+++ Texto extraído +++
O outro tem como objetivo a Convivência com o
Semi-árido. Em vez de combater as estiagens, busca formas criativas para
conviver com elas e com tudo que caracteriza esta região semi-árida. Ela não é
seca, mesmo se aumenta a área desertificada. É um dos semiáridos mais chuvosos
do mundo. O que o faz semi-árido é a imprevisibilidade das chuvas, e a
existência periódicas de estiagens mais prolongadas. Por isso, a água de chuva
é o segredo da convivência: se nos tempos bons, com chuvas regulares e
intensas, houver o cuidado de colher e guardar parte dessa água, não haverá falta dela
nos tempos de estiagem.
Foi possível perceber claramente que
a vida humana na Caatinga está mudando para melhor. Como parte do avanço na
implantação do projeto de Convivência com o Semi-árido, já foram construídas
mais de 700 mil cisternas caseiras, em que as famílias guardam com cuidados a
água para beber e cozinhar. São mais de 3 milhões e quinhentas mil pessoas que
contam com esse “verdadeiro hospital”, como as definiu uma senhora: com a cisterna, eu e minhas filhas não
precisamos mais caminhar quilômetros para buscar água barrenta, não há mais
crianças e velhos adoentados em casa, e eu já tenho tempo para visitar amigas e
trabalhar em favor da comunidade.
+++
» Atividade A:
Quantas cisternas caseiras já foram construídas, segundo o texto sobre a convivência com o Semi-árido?
» Atividade B:
Reproduza o trecho do texto sobre a convivência com o Semi-árido que vai de "O outro tem" até "tempos de estiagem.", incluindo este último.
+++ Linhas listadas +++
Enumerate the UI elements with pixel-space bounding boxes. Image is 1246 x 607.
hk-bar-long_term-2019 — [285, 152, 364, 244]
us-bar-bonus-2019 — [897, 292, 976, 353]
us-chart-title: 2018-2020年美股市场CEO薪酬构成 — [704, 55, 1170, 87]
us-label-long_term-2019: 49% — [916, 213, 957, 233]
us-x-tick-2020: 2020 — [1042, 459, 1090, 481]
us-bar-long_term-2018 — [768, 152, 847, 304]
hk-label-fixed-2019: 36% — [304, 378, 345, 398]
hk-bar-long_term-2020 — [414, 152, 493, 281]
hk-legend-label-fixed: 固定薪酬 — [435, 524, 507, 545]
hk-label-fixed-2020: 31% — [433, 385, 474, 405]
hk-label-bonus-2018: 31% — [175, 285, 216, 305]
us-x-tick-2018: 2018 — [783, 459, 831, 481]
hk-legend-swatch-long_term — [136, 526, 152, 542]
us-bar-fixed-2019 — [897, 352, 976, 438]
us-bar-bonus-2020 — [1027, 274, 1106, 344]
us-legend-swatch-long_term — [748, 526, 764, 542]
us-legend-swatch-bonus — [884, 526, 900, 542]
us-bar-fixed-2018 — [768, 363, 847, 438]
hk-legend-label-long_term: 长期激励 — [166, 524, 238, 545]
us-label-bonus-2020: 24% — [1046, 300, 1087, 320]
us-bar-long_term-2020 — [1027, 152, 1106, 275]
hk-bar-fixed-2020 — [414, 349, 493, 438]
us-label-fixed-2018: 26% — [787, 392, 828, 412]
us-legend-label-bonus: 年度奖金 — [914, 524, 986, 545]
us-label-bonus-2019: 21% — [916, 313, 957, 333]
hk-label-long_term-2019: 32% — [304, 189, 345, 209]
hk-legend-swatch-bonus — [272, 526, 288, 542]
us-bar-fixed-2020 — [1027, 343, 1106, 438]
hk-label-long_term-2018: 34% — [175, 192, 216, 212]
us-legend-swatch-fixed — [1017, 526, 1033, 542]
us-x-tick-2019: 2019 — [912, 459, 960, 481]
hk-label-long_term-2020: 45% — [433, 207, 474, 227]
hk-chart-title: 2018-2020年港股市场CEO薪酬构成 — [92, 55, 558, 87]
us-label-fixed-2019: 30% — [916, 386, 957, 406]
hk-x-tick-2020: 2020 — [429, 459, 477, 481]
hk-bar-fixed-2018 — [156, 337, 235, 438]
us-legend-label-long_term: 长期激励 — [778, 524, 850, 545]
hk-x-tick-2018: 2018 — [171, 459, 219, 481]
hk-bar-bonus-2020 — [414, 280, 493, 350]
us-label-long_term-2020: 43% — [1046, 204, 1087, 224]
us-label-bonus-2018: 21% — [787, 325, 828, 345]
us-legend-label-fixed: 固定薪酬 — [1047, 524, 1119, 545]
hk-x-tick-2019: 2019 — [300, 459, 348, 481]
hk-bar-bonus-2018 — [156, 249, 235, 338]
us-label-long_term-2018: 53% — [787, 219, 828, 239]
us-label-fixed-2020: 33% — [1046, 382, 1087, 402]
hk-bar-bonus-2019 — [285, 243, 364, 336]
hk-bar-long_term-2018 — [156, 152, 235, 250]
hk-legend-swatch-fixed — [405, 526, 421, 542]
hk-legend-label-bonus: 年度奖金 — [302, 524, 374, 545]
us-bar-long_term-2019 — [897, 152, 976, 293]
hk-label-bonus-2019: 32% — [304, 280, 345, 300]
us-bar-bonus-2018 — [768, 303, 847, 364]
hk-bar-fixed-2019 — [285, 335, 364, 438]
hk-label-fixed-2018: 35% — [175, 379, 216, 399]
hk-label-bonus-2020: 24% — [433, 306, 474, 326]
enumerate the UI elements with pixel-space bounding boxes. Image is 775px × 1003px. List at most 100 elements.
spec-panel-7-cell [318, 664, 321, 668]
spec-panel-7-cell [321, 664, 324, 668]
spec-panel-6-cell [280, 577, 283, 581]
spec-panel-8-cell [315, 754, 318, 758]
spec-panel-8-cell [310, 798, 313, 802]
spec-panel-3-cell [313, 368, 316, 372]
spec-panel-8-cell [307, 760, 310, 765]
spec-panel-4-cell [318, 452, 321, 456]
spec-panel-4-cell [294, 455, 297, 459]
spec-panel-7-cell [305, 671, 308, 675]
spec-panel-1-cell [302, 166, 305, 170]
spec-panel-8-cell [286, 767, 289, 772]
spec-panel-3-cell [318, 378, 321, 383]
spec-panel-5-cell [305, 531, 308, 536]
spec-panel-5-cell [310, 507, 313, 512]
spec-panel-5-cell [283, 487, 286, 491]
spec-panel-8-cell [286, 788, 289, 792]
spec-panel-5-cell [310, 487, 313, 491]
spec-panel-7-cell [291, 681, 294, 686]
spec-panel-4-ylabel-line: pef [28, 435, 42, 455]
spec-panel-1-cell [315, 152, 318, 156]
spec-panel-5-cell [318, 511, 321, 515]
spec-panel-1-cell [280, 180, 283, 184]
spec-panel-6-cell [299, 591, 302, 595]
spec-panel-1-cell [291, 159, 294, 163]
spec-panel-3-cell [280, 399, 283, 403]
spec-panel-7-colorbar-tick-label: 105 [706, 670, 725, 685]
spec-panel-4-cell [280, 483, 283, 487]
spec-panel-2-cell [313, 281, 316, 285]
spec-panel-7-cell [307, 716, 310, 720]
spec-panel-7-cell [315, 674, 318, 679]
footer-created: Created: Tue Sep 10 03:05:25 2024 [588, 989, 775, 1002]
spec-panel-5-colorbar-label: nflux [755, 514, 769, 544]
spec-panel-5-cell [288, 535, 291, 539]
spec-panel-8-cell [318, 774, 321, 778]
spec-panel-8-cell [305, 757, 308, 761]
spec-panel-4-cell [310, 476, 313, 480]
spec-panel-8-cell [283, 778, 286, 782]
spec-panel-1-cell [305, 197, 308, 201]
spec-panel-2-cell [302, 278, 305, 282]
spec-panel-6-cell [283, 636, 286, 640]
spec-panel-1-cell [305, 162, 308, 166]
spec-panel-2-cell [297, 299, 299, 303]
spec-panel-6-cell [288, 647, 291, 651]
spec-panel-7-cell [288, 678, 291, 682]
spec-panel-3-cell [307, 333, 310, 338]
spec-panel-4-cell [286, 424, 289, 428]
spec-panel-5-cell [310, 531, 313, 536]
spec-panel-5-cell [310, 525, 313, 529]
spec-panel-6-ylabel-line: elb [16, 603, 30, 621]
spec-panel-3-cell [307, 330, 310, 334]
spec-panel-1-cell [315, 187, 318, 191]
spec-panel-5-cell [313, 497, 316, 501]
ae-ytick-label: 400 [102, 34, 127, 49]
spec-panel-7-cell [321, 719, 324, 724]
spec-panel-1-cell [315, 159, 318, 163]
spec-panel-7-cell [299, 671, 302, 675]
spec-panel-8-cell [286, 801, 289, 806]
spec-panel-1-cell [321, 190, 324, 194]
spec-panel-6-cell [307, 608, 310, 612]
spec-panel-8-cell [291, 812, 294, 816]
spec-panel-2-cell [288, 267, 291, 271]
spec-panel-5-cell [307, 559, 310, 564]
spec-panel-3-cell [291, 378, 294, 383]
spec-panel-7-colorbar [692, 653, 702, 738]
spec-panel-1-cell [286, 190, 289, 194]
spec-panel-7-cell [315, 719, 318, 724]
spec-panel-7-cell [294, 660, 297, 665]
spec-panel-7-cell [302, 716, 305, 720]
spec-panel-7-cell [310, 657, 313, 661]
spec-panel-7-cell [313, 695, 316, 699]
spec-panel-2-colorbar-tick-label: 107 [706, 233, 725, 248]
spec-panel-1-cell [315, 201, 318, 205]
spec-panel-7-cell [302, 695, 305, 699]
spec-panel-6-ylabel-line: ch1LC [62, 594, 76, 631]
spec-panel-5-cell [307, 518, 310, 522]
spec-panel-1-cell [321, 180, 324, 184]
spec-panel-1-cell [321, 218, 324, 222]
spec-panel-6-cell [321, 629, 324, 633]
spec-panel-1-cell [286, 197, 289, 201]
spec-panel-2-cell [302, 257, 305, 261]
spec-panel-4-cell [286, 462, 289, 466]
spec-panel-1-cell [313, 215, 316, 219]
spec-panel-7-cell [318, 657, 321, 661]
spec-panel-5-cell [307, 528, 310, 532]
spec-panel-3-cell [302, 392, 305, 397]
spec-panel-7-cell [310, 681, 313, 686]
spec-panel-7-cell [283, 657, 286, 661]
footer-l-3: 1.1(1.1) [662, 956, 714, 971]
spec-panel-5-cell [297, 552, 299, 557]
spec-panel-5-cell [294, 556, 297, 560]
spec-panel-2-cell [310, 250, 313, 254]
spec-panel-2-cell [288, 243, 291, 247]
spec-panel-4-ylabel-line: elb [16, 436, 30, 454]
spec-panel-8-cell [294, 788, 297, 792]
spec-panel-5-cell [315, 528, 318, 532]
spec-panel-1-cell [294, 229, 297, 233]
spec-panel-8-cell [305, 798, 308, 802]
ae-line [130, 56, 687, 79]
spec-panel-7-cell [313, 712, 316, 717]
+++
» Saída esperada A:
Mais de 700 mil cisternas caseiras.

» Saída esperada B:
O outro tem como objetivo a Convivência com o
Semi-árido. Em vez de combater as estiagens, busca formas criativas para
conviver com elas e com tudo que caracteriza esta região semi-árida. Ela não é
seca, mesmo se aumenta a área desertificada. É um dos semiáridos mais chuvosos
do mundo. O que o faz semi-árido é a imprevisibilidade das chuvas, e a
existência periódicas de estiagens mais prolongadas. Por isso, a água de chuva
é o segredo da convivência: se nos tempos bons, com chuvas regulares e
intensas, houver o cuidado de colher e guardar parte dessa água, não haverá falta dela
nos tempos de estiagem.